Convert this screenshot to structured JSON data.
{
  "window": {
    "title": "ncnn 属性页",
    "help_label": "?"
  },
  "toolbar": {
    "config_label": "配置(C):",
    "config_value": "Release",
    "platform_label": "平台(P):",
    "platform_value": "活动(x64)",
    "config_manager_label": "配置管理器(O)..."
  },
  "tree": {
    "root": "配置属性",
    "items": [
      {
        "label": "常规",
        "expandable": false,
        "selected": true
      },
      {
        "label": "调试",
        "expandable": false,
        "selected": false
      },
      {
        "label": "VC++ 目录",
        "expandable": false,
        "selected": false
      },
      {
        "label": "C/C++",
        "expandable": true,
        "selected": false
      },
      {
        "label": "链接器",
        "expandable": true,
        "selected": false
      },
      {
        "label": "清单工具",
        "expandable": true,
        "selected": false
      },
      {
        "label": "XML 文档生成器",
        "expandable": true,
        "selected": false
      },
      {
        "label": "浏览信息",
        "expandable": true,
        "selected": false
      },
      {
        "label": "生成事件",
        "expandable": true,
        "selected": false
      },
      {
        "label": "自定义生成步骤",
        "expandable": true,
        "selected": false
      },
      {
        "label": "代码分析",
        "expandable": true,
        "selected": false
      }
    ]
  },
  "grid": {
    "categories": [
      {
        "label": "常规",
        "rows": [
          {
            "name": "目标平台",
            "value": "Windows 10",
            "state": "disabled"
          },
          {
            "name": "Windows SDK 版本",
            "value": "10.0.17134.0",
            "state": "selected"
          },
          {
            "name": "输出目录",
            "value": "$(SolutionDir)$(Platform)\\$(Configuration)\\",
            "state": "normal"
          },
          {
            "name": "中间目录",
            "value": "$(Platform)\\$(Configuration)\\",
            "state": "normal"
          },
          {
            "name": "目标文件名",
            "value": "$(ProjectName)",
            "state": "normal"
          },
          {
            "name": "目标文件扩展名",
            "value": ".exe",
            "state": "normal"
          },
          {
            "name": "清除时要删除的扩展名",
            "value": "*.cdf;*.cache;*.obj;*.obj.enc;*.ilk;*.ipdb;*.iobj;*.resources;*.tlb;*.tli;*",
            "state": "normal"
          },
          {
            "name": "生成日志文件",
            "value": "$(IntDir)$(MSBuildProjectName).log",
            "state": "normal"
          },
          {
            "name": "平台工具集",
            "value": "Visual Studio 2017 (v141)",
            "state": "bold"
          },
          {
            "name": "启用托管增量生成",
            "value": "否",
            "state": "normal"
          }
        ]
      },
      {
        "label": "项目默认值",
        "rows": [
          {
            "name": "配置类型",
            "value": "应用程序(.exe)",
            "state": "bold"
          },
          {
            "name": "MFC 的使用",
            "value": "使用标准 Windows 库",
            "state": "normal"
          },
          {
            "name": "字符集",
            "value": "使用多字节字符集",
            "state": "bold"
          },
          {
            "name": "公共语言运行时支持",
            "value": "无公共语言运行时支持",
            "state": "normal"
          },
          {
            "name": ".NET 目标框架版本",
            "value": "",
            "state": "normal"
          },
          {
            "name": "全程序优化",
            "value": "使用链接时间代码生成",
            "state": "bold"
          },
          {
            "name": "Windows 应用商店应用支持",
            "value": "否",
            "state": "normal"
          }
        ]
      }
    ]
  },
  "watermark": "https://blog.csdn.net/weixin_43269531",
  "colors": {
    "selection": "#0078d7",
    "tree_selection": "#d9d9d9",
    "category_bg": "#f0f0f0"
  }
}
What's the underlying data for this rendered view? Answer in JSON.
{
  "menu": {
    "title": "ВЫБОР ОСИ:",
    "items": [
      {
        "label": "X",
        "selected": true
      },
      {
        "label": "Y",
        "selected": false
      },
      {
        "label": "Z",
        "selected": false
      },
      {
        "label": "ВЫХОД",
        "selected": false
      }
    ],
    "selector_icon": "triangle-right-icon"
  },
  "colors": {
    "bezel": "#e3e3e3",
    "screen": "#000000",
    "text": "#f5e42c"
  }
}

■ **Instruction**
Please reproduce the entire listing, exactly as shown.

■ **Exercise solution**
Convert this screenshot to structured JSON data.
{
  "window": {
    "title": "ncnn 属性页",
    "help_label": "?"
  },
  "toolbar": {
    "config_label": "配置(C):",
    "config_value": "Release",
    "platform_label": "平台(P):",
    "platform_value": "活动(x64)",
    "config_manager_label": "配置管理器(O)..."
  },
  "tree": {
    "root": "配置属性",
    "items": [
      {
        "label": "常规",
        "expandable": false,
        "selected": true
      },
      {
        "label": "调试",
        "expandable": false,
        "selected": false
      },
      {
        "label": "VC++ 目录",
        "expandable": false,
        "selected": false
      },
      {
        "label": "C/C++",
        "expandable": true,
        "selected": false
      },
      {
        "label": "链接器",
        "expandable": true,
        "selected": false
      },
      {
        "label": "清单工具",
        "expandable": true,
        "selected": false
      },
      {
        "label": "XML 文档生成器",
        "expandable": true,
        "selected": false
      },
      {
        "label": "浏览信息",
        "expandable": true,
        "selected": false
      },
      {
        "label": "生成事件",
        "expandable": true,
        "selected": false
      },
      {
        "label": "自定义生成步骤",
        "expandable": true,
        "selected": false
      },
      {
        "label": "代码分析",
        "expandable": true,
        "selected": false
      }
    ]
  },
  "grid": {
    "categories": [
      {
        "label": "常规",
        "rows": [
          {
            "name": "目标平台",
            "value": "Windows 10",
            "state": "disabled"
          },
          {
            "name": "Windows SDK 版本",
            "value": "10.0.17134.0",
            "state": "selected"
          },
          {
            "name": "输出目录",
            "value": "$(SolutionDir)$(Platform)\\$(Configuration)\\",
            "state": "normal"
          },
          {
            "name": "中间目录",
            "value": "$(Platform)\\$(Configuration)\\",
            "state": "normal"
          },
          {
            "name": "目标文件名",
            "value": "$(ProjectName)",
            "state": "normal"
          },
          {
            "name": "目标文件扩展名",
            "value": ".exe",
            "state": "normal"
          },
          {
            "name": "清除时要删除的扩展名",
            "value": "*.cdf;*.cache;*.obj;*.obj.enc;*.ilk;*.ipdb;*.iobj;*.resources;*.tlb;*.tli;*",
            "state": "normal"
          },
          {
            "name": "生成日志文件",
            "value": "$(IntDir)$(MSBuildProjectName).log",
            "state": "normal"
          },
          {
            "name": "平台工具集",
            "value": "Visual Studio 2017 (v141)",
            "state": "bold"
          },
          {
            "name": "启用托管增量生成",
            "value": "否",
            "state": "normal"
          }
        ]
      },
      {
        "label": "项目默认值",
        "rows": [
          {
            "name": "配置类型",
            "value": "应用程序(.exe)",
            "state": "bold"
          },
          {
            "name": "MFC 的使用",
            "value": "使用标准 Windows 库",
            "state": "normal"
          },
          {
            "name": "字符集",
            "value": "使用多字节字符集",
            "state": "bold"
          },
          {
            "name": "公共语言运行时支持",
            "value": "无公共语言运行时支持",
            "state": "normal"
          },
          {
            "name": ".NET 目标框架版本",
            "value": "",
            "state": "normal"
          },
          {
            "name": "全程序优化",
            "value": "使用链接时间代码生成",
            "state": "bold"
          },
          {
            "name": "Windows 应用商店应用支持",
            "value": "否",
            "state": "normal"
          }
        ]
      }
    ]
  },
  "watermark": "https://blog.csdn.net/weixin_43269531",
  "colors": {
    "selection": "#0078d7",
    "tree_selection": "#d9d9d9",
    "category_bg": "#f0f0f0"
  }
}
What's the underlying data for this rendered view? Answer in JSON.
{
  "menu": {
    "title": "ВЫБОР ОСИ:",
    "items": [
      {
        "label": "X",
        "selected": true
      },
      {
        "label": "Y",
        "selected": false
      },
      {
        "label": "Z",
        "selected": false
      },
      {
        "label": "ВЫХОД",
        "selected": false
      }
    ],
    "selector_icon": "triangle-right-icon"
  },
  "colors": {
    "bezel": "#e3e3e3",
    "screen": "#000000",
    "text": "#f5e42c"
  }
}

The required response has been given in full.